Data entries
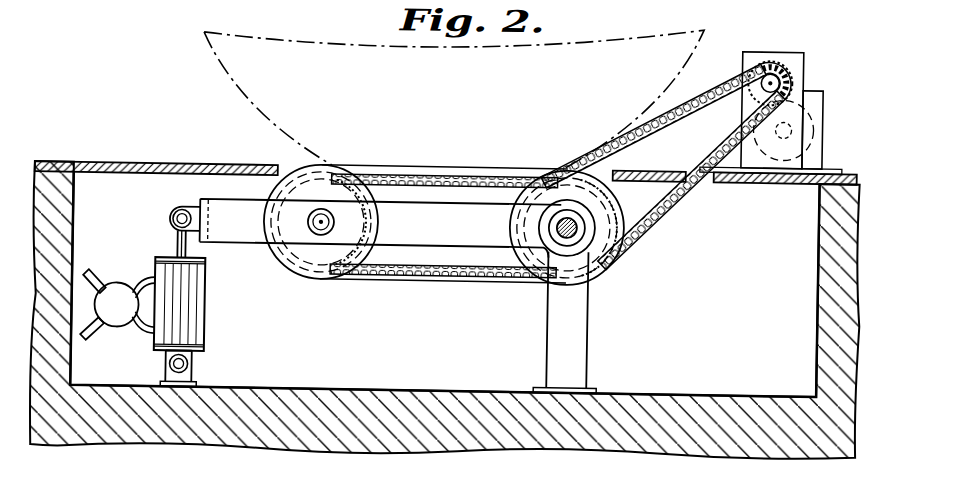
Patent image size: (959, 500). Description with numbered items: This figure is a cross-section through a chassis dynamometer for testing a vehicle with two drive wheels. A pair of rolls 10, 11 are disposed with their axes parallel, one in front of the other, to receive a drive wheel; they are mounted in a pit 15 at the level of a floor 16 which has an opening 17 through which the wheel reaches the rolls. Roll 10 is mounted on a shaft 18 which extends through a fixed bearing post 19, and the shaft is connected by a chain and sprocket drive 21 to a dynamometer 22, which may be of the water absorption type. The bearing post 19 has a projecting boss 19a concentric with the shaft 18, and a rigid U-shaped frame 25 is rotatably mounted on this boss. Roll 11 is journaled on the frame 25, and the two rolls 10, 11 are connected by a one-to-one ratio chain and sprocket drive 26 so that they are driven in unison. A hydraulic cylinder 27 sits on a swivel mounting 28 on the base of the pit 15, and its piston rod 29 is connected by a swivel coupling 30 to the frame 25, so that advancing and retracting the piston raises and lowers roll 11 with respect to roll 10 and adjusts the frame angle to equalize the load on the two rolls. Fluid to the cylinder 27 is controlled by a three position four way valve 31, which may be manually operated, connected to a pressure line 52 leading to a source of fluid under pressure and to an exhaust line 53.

The roll 10 is at (613, 260).
The roll 11 is at (332, 284).
The pit 15 is at (707, 373).
The floor 16 is at (147, 168).
The opening 17 is at (290, 166).
The shaft 18 is at (560, 222).
The bearing post 19 is at (578, 325).
The projecting boss 19a is at (567, 240).
The chain and sprocket drive 21 is at (700, 178).
The dynamometer 22 is at (813, 94).
The U-shaped frame 25 is at (250, 225).
The chain and sprocket drive 26 is at (353, 275).
The hydraulic cylinder 27 is at (193, 321).
The swivel mounting 28 is at (195, 367).
The piston rod 29 is at (177, 250).
The swivel coupling 30 is at (195, 209).
The valve 31 is at (118, 298).
The pressure line 52 is at (87, 276).
The exhaust line 53 is at (95, 341).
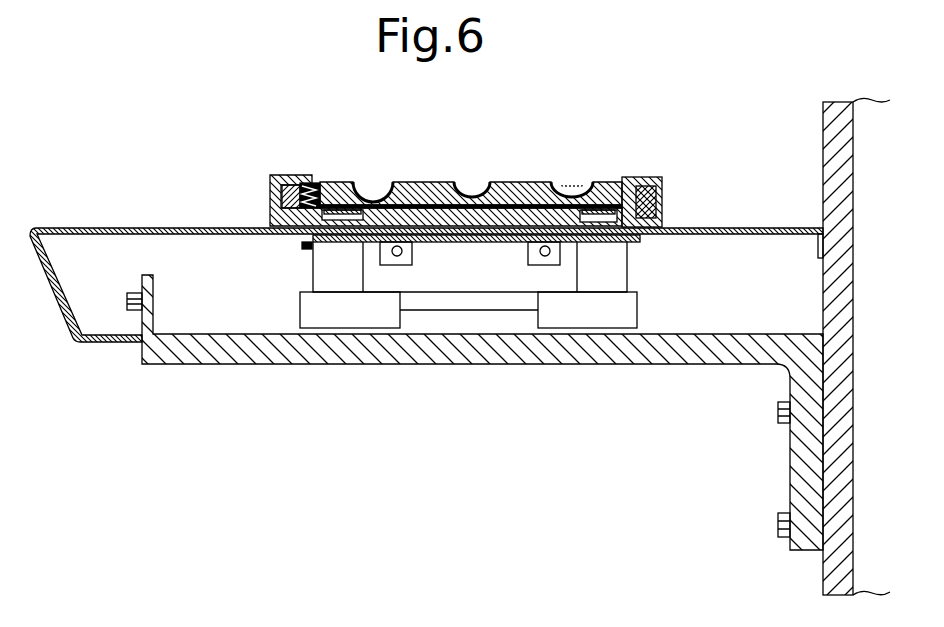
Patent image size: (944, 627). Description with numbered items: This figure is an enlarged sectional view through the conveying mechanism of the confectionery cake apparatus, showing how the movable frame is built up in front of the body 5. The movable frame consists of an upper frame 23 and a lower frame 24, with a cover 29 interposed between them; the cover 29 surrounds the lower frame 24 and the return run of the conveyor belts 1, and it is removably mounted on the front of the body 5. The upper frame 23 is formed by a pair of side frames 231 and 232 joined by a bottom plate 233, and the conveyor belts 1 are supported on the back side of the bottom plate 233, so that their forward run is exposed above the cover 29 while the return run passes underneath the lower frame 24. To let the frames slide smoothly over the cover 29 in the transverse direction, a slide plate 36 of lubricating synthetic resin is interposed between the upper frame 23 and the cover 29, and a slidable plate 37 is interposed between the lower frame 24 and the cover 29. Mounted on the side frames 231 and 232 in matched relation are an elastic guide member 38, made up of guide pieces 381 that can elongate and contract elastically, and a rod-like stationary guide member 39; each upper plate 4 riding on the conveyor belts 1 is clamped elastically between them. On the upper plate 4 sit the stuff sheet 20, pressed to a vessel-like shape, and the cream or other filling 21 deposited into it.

The conveyor belt 1 is at (330, 243).
The upper plate 4 is at (505, 185).
The body 5 is at (827, 152).
The stuff sheet 20 is at (372, 183).
The filling 21 is at (570, 187).
The upper frame 23 is at (637, 178).
The lower frame 24 is at (485, 322).
The cover 29 is at (127, 228).
The slide plate 36 is at (285, 237).
The slidable plate 37 is at (445, 240).
The elastic guide member 38 is at (268, 198).
The stationary guide member 39 is at (660, 217).
The side frame 231 is at (658, 200).
The side frame 232 is at (282, 173).
The bottom plate 233 is at (410, 187).
The guide piece 381 is at (328, 183).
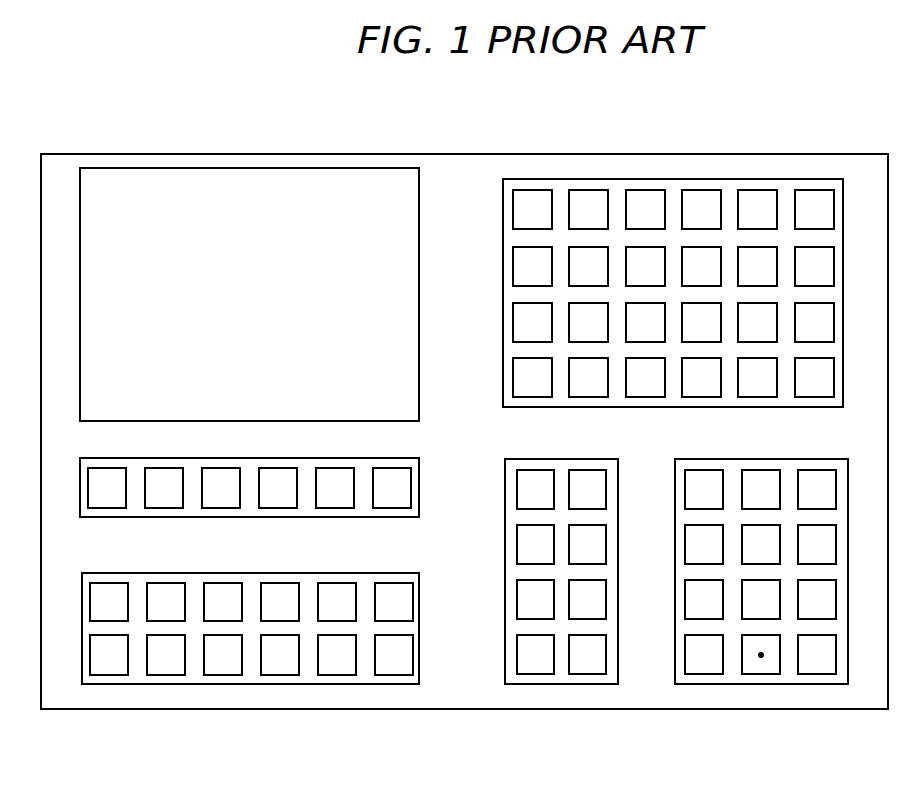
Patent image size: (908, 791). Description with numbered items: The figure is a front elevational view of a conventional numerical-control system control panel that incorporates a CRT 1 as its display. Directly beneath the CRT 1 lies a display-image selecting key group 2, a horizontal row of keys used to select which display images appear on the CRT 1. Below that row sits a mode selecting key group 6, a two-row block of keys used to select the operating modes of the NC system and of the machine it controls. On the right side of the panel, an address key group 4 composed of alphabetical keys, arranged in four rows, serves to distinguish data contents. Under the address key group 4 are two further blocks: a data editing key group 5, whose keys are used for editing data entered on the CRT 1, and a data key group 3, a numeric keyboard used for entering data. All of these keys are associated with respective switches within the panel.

The CRT 1 is at (80, 275).
The display-image selecting key group 2 is at (80, 485).
The data key group (numeric keyboard) 3 is at (765, 684).
The address key group 4 is at (704, 179).
The data editing key group 5 is at (566, 684).
The mode selecting key group 6 is at (265, 684).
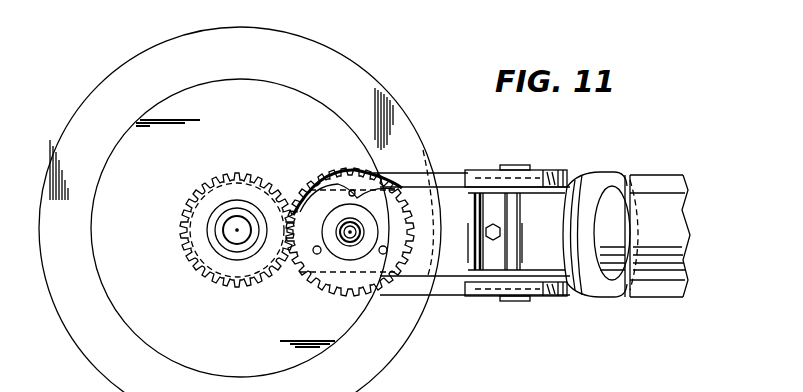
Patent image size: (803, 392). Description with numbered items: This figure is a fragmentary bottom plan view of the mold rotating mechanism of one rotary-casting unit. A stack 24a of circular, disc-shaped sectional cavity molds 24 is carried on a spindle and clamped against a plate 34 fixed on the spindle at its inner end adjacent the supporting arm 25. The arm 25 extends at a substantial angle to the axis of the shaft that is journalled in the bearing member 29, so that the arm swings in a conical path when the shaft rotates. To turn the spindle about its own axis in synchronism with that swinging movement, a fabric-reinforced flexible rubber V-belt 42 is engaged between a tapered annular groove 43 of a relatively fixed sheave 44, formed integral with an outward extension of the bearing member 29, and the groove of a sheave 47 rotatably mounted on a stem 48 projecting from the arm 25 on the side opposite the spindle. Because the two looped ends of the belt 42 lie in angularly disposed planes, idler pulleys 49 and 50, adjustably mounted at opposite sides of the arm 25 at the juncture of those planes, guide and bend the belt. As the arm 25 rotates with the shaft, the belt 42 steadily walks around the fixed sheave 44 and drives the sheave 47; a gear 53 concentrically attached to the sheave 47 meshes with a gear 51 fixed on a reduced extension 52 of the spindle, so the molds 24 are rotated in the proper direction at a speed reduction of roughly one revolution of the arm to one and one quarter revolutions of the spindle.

The sectional cavity mold 24 is at (322, 53).
The stack of molds 24a is at (356, 64).
The plate 34 is at (308, 106).
The gear 51 is at (248, 172).
The reduced extension of the spindle 52 is at (234, 231).
The stem 48 is at (307, 271).
The gear 53 is at (330, 277).
The sheave 47 is at (365, 171).
The arm 25 is at (427, 267).
The V-belt 42 is at (443, 168).
The idler pulley 50 is at (547, 170).
The idler pulley 49 is at (545, 298).
The tapered annular groove 43 is at (577, 255).
The fixed sheave 44 is at (607, 292).
The bearing member 29 is at (667, 196).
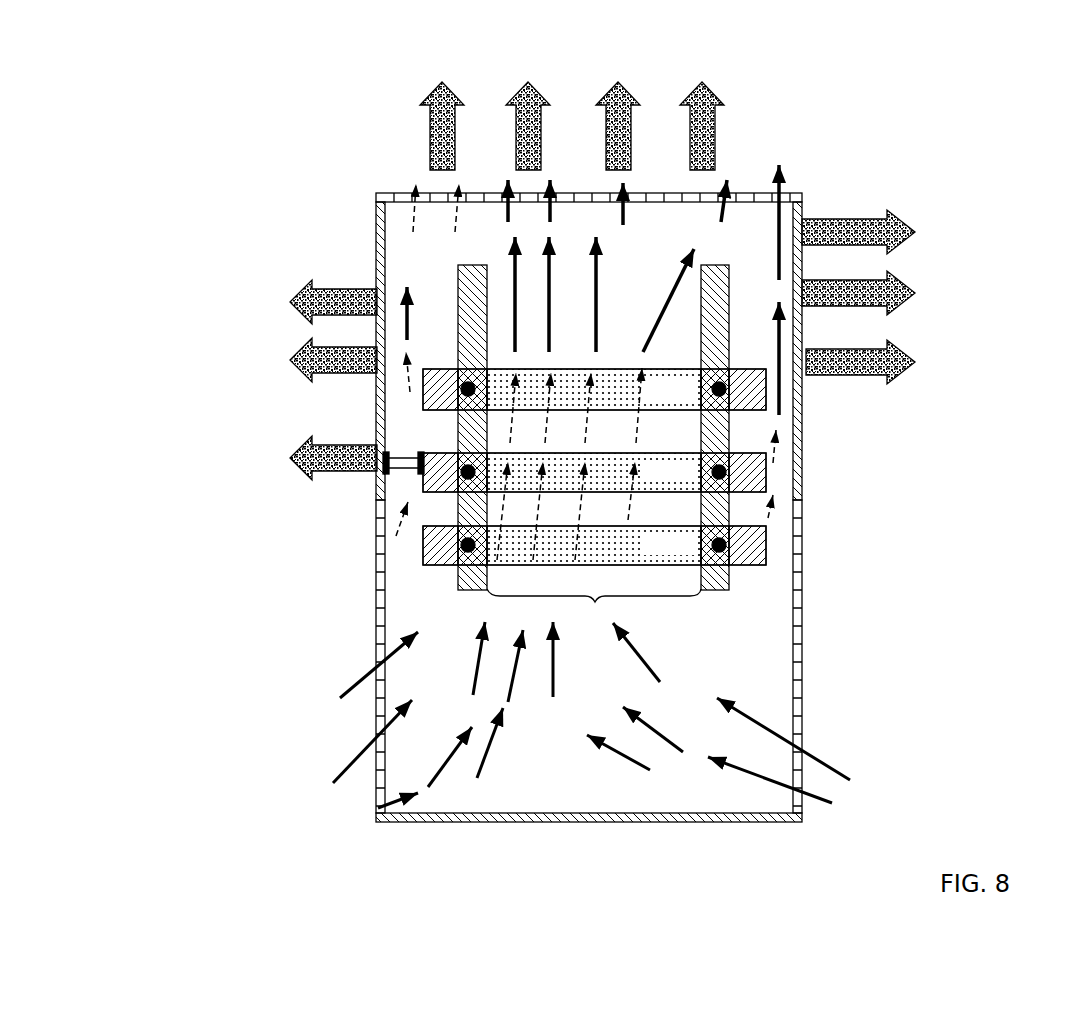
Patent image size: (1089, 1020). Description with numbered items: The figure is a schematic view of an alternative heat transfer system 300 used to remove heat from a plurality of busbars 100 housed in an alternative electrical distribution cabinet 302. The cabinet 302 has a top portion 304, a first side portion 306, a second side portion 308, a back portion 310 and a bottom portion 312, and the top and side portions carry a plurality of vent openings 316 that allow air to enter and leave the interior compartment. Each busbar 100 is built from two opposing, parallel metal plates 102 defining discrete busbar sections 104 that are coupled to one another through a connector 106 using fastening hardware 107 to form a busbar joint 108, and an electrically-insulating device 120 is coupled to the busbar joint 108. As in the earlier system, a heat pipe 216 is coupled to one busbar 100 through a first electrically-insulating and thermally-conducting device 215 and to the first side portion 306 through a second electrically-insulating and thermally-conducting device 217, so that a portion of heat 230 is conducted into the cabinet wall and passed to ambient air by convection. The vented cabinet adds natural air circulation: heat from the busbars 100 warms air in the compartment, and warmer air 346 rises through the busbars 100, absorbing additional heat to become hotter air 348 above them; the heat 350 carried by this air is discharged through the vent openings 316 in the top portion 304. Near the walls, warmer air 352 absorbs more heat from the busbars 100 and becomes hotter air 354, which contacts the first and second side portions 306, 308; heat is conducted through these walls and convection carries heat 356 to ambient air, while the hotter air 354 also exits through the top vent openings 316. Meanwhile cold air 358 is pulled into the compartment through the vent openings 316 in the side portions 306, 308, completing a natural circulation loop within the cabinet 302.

The heat transfer system 300 is at (353, 97).
The electrical distribution cabinet 302 is at (387, 187).
The top portion 304 is at (747, 200).
The first side portion 306 is at (375, 705).
The second side portion 308 is at (802, 695).
The back portion 310 is at (736, 806).
The bottom portion 312 is at (490, 818).
The vent openings 316 is at (655, 182).
The warmer air 346 is at (500, 508).
The hotter air 348 is at (552, 177).
The heat 350 is at (440, 100).
The warmer air 352 is at (395, 535).
The hotter air 354 is at (410, 317).
The heat 356 is at (915, 232).
The cold air 358 is at (340, 773).
The busbar 100 is at (757, 472).
The metal plates 102 is at (740, 540).
The busbar sections 104 is at (594, 467).
The connector 106 is at (690, 402).
The fastening hardware 107 is at (740, 548).
The busbar joint 108 is at (594, 611).
The electrically-insulating device 120 is at (460, 578).
The first electrically-insulating and thermally-conducting device 215 is at (420, 452).
The heat pipe 216 is at (392, 472).
The second electrically-insulating and thermally-conducting device 217 is at (385, 452).
The heat 230 is at (300, 458).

# REQUIREMENTS
Copy the entries from the line containing "Patent image size: (944, 627)." through the line containing "The slidable plate 37 is at (445, 240).", keeping every line identical to the original.

# SOLUTION TO THIS EXERCISE
Patent image size: (944, 627). Description with numbered items: This figure is an enlarged sectional view through the conveying mechanism of the confectionery cake apparatus, showing how the movable frame is built up in front of the body 5. The movable frame consists of an upper frame 23 and a lower frame 24, with a cover 29 interposed between them; the cover 29 surrounds the lower frame 24 and the return run of the conveyor belts 1, and it is removably mounted on the front of the body 5. The upper frame 23 is formed by a pair of side frames 231 and 232 joined by a bottom plate 233, and the conveyor belts 1 are supported on the back side of the bottom plate 233, so that their forward run is exposed above the cover 29 while the return run passes underneath the lower frame 24. To let the frames slide smoothly over the cover 29 in the transverse direction, a slide plate 36 of lubricating synthetic resin is interposed between the upper frame 23 and the cover 29, and a slidable plate 37 is interposed between the lower frame 24 and the cover 29. Mounted on the side frames 231 and 232 in matched relation are an elastic guide member 38, made up of guide pieces 381 that can elongate and contract elastically, and a rod-like stationary guide member 39; each upper plate 4 riding on the conveyor belts 1 is clamped elastically between them. On the upper plate 4 sit the stuff sheet 20, pressed to a vessel-like shape, and the cream or other filling 21 deposited into it.

The conveyor belt 1 is at (330, 243).
The upper plate 4 is at (505, 185).
The body 5 is at (827, 152).
The stuff sheet 20 is at (372, 183).
The filling 21 is at (570, 187).
The upper frame 23 is at (637, 178).
The lower frame 24 is at (485, 322).
The cover 29 is at (127, 228).
The slide plate 36 is at (285, 237).
The slidable plate 37 is at (445, 240).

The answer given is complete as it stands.